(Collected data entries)
** Start **

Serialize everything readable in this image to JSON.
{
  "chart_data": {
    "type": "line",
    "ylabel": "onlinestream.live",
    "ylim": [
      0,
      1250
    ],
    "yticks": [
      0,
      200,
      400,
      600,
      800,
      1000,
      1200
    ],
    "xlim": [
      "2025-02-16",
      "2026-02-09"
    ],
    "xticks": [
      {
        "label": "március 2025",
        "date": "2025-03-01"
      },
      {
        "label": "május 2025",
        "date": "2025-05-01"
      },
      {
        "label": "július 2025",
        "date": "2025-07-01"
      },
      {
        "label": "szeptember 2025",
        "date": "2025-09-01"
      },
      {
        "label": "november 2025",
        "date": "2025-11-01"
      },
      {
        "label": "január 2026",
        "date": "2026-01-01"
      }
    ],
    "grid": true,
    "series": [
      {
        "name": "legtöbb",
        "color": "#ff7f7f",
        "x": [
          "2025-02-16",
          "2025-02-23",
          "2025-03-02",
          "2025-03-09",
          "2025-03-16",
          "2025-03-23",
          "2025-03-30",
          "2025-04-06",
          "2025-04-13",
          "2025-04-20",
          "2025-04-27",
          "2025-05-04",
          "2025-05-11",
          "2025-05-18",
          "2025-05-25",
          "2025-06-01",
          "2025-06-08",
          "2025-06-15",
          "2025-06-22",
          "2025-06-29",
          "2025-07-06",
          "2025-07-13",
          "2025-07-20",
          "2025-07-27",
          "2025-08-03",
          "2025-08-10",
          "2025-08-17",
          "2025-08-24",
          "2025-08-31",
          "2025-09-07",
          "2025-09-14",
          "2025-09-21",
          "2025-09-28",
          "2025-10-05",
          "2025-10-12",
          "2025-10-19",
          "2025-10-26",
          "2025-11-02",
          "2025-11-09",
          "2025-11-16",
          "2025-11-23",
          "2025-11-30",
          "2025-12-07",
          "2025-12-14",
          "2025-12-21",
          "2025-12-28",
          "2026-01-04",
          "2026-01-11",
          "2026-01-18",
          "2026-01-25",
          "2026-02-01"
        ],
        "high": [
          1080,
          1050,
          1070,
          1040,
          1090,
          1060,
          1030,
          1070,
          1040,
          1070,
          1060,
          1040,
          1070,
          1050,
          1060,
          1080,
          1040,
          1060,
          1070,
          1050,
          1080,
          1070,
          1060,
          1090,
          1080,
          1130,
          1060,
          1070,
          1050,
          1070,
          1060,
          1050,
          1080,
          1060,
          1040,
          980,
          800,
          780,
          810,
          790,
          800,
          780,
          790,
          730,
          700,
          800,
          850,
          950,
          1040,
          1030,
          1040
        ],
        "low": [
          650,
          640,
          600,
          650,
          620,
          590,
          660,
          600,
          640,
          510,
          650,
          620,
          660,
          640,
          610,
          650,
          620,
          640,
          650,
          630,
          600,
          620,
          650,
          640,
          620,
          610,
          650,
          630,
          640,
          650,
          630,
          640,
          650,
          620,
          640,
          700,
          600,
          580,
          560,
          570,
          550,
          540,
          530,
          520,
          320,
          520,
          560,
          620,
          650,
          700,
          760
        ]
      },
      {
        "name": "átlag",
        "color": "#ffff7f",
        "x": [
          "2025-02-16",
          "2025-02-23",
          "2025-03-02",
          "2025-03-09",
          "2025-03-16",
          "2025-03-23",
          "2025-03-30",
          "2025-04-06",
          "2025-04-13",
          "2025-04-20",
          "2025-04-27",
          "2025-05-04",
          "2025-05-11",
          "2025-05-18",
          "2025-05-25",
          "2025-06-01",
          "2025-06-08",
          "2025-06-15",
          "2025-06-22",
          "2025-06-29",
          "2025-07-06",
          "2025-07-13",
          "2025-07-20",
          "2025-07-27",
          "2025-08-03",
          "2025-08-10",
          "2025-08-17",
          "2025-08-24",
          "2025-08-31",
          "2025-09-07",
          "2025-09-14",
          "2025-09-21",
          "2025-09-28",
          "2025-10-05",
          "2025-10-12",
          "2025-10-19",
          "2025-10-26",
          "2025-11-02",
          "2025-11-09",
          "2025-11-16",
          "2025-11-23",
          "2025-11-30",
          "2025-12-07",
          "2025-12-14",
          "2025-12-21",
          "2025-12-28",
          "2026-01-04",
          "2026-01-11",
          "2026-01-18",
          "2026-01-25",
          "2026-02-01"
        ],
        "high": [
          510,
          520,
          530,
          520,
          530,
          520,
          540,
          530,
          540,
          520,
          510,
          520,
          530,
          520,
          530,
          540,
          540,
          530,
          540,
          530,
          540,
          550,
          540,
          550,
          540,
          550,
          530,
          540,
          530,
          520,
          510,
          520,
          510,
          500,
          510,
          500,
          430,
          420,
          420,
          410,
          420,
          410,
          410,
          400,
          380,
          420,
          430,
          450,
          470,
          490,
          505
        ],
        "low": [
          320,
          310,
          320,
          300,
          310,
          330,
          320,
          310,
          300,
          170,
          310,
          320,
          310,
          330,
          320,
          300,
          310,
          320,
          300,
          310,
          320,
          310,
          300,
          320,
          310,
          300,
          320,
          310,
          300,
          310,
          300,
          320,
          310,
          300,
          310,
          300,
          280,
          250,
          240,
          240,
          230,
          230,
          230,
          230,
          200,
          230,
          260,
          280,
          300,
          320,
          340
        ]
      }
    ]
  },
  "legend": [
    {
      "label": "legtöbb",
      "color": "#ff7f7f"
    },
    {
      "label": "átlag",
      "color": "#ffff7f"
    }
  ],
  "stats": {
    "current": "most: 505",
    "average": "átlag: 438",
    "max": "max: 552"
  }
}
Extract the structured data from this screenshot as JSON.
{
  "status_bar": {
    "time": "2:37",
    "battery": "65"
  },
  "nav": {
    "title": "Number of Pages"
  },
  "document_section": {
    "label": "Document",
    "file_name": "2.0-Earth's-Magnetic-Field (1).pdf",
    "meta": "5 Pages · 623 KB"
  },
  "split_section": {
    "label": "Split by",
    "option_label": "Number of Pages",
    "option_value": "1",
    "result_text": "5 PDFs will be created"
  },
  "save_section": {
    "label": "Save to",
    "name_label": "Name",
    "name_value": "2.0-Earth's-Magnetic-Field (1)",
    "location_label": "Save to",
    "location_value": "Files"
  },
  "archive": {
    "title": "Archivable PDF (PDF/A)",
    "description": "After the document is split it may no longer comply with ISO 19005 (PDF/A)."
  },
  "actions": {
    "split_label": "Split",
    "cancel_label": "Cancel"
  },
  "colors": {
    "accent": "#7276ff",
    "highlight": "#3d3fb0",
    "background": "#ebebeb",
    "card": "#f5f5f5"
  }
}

** End **
** Start **

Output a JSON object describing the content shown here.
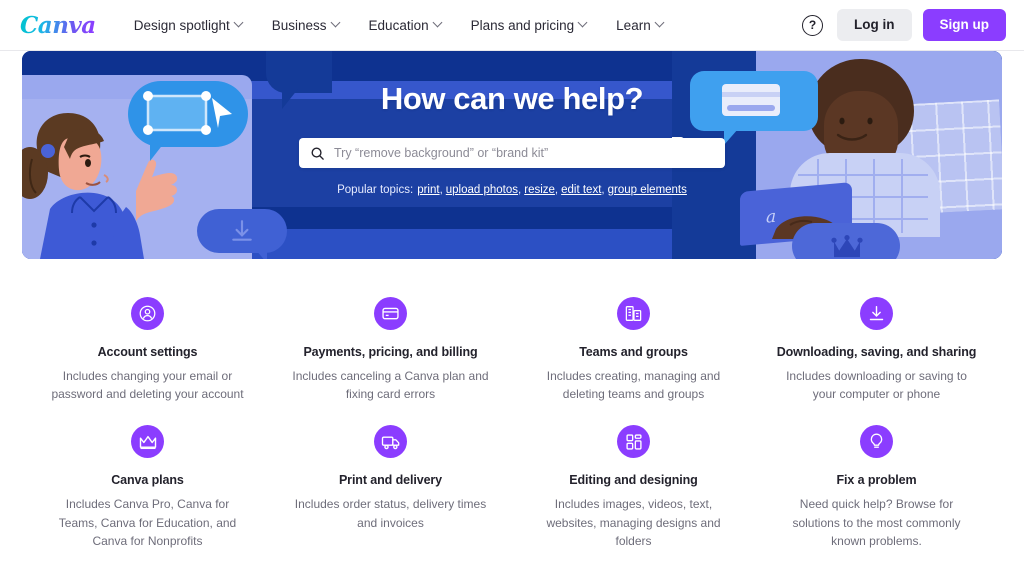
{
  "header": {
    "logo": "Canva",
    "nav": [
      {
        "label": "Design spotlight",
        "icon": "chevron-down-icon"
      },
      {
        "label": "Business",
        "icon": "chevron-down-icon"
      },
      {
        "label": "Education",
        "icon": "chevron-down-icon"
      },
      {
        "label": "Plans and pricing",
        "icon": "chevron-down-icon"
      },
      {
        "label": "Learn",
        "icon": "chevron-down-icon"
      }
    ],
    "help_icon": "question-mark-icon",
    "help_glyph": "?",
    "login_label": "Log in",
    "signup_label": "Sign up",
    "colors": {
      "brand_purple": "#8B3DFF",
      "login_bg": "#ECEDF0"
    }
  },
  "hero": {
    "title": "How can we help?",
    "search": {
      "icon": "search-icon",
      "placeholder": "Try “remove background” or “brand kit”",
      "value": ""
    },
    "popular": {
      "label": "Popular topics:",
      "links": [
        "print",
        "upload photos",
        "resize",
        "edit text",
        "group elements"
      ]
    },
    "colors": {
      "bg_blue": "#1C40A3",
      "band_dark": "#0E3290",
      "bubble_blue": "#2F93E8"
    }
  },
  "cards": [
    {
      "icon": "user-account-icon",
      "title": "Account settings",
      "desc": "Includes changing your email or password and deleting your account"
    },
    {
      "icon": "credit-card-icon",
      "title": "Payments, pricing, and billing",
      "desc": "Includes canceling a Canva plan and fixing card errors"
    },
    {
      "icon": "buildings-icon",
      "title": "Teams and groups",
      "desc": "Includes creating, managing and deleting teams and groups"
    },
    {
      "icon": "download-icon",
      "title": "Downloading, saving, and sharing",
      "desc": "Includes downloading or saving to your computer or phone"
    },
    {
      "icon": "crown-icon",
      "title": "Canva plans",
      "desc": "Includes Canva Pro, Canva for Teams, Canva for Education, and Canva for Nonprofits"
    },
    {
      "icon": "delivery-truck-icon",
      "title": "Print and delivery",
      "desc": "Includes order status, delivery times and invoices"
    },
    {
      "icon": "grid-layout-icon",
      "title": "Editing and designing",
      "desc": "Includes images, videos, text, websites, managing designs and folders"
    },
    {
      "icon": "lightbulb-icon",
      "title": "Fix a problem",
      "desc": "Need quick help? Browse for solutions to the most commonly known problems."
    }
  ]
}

** End **

Directions — In the records above, locate every line with the string "background" and copy it.

Complete output —
    "background": "#ebebeb",
      "placeholder": "Try “remove background” or “brand kit”",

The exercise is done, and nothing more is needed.